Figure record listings
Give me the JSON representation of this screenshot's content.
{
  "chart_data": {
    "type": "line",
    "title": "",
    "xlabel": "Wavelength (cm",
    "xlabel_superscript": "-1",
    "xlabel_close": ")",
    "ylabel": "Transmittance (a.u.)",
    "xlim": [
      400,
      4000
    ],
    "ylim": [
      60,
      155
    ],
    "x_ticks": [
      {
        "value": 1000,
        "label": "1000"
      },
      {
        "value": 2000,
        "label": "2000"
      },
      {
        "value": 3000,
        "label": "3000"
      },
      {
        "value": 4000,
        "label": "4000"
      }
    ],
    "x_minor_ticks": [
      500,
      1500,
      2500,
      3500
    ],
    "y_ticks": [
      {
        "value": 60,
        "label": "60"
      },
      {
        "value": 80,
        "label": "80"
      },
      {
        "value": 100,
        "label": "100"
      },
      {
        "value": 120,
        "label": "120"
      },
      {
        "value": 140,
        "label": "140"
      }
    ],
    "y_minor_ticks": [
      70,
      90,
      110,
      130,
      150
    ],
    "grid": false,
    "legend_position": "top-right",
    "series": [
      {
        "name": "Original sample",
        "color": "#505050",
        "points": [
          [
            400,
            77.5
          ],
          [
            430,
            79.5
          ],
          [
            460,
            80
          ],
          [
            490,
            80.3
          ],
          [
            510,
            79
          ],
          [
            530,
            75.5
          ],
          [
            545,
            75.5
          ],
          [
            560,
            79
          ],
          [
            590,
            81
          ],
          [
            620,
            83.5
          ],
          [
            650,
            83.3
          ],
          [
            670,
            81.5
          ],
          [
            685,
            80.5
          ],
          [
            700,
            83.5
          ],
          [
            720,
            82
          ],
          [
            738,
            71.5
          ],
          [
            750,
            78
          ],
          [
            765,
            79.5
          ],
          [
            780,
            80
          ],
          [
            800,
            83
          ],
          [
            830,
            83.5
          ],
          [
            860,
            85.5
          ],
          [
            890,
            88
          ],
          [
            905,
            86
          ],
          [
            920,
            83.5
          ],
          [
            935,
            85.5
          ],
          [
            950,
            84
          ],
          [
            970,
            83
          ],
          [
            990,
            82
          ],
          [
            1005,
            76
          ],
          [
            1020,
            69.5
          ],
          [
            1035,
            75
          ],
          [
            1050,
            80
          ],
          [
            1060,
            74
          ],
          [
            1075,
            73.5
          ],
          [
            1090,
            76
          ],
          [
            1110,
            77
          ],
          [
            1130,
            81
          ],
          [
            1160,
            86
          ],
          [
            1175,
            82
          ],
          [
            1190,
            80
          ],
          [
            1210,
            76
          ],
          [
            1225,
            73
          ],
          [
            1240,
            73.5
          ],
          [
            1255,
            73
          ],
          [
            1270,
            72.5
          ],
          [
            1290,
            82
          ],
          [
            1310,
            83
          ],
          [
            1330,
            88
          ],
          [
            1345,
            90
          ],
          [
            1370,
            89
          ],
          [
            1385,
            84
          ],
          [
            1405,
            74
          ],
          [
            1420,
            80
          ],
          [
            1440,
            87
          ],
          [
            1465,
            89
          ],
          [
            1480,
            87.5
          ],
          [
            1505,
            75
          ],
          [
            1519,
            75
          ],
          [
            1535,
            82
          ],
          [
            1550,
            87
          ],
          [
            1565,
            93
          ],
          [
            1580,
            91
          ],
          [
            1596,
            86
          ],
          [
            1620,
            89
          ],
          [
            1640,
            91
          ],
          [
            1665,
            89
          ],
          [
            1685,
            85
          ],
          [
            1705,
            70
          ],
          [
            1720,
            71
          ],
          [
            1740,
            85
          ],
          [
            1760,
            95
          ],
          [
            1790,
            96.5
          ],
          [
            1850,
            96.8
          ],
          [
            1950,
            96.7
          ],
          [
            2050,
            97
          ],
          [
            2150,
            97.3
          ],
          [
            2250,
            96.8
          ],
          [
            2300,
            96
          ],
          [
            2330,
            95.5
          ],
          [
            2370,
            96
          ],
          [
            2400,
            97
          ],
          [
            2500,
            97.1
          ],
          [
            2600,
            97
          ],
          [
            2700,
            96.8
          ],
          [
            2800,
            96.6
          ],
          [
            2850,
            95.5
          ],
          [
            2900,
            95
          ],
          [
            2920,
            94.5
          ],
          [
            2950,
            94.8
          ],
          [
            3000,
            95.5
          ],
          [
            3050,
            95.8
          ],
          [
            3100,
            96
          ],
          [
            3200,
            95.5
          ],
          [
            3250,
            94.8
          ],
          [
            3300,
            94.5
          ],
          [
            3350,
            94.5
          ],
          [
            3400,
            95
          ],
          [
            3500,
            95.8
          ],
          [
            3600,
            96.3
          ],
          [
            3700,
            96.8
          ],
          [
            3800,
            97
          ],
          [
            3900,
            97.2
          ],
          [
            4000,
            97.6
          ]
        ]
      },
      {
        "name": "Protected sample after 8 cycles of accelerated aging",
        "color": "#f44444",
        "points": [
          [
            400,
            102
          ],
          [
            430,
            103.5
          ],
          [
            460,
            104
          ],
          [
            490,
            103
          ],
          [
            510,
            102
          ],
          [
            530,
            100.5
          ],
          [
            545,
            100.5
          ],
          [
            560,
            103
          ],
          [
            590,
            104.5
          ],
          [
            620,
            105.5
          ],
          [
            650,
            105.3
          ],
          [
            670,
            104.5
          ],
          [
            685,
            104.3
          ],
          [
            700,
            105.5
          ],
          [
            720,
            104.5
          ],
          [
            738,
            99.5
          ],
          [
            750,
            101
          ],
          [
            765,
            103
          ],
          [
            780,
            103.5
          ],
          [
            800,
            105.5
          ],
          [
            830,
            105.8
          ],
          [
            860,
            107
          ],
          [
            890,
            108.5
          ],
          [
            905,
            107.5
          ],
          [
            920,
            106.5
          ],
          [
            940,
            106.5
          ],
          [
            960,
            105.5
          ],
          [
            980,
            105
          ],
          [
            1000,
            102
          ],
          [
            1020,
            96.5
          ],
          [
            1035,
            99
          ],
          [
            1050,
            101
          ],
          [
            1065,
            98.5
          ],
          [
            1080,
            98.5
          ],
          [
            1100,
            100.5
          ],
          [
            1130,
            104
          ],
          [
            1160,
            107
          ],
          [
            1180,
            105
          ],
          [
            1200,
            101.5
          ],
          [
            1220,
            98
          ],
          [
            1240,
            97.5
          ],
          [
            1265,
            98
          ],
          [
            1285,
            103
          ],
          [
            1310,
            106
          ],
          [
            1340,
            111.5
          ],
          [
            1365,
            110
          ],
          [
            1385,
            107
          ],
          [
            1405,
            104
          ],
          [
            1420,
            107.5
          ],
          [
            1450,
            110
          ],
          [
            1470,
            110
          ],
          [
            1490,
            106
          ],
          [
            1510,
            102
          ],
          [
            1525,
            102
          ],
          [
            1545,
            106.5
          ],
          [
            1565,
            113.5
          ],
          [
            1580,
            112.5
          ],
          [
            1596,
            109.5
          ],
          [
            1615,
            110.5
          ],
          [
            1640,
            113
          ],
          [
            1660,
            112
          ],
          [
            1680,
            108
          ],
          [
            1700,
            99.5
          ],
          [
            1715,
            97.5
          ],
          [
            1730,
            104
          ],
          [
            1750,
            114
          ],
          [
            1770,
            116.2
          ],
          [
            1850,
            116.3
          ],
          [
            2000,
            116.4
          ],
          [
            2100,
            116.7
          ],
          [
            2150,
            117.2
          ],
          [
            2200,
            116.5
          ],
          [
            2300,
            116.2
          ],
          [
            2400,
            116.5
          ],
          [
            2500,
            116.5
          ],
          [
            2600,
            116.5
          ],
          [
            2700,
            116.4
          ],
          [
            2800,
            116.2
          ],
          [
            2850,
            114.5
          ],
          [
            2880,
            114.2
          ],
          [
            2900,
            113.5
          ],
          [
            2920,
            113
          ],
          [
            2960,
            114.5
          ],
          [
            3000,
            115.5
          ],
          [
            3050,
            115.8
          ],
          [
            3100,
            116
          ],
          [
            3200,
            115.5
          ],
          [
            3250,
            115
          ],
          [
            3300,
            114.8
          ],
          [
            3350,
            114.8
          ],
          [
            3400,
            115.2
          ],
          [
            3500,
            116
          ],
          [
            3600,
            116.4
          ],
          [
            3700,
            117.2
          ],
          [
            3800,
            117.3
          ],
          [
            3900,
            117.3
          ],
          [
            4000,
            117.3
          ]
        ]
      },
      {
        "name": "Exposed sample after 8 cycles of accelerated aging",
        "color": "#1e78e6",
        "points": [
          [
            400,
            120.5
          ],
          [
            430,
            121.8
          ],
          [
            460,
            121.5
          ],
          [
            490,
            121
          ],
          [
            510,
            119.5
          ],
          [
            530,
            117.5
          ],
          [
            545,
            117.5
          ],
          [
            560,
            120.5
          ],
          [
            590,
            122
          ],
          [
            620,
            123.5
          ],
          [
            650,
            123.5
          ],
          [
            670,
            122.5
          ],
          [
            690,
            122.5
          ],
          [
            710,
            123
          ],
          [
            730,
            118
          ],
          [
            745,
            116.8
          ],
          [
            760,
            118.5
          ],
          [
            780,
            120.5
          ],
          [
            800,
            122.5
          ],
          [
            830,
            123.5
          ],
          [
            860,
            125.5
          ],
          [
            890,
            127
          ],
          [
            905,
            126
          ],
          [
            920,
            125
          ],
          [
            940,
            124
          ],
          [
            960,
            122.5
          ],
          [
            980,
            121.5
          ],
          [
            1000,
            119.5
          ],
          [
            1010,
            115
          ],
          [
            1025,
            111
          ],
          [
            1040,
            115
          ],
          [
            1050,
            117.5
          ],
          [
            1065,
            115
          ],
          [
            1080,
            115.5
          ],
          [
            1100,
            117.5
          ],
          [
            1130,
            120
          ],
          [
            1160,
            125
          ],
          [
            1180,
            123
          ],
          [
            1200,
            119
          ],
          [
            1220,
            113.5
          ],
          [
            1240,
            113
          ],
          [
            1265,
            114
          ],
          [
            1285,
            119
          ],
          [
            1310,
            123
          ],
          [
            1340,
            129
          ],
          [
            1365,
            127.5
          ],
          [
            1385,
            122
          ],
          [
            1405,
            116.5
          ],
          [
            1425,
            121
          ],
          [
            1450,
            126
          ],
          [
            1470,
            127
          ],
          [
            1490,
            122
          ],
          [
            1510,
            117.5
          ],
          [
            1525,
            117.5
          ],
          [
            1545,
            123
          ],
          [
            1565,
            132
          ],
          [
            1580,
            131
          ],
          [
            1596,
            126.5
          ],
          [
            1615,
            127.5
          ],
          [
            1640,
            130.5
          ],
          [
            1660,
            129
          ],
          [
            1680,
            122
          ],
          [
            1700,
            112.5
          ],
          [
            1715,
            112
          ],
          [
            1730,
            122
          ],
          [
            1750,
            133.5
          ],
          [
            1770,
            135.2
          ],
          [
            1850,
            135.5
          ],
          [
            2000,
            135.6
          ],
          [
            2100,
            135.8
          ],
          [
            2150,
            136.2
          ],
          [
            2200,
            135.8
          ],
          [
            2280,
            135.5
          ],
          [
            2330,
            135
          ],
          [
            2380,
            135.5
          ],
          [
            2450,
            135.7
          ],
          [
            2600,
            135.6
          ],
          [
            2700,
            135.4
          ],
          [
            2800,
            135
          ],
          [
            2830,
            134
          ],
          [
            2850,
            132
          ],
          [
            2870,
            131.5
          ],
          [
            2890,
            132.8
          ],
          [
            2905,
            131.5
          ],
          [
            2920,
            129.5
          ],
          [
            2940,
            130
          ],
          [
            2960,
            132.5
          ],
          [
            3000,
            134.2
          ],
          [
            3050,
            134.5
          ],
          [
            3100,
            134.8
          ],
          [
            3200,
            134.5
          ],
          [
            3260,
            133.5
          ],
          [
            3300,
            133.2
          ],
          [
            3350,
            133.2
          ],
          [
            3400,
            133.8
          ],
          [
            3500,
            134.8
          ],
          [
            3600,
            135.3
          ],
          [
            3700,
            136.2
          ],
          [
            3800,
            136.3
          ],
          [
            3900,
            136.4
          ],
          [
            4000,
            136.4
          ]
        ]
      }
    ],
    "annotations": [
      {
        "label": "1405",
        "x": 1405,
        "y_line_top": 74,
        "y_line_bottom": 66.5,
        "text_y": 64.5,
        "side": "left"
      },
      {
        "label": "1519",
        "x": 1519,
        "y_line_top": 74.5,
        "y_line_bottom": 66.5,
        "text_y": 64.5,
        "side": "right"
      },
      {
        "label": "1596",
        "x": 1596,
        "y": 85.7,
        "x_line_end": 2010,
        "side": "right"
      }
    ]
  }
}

**Short problem**
From the data above, copy each line where the string "accelerated" appears.

**Response**
        "name": "Protected sample after 8 cycles of accelerated aging",
        "name": "Exposed sample after 8 cycles of accelerated aging",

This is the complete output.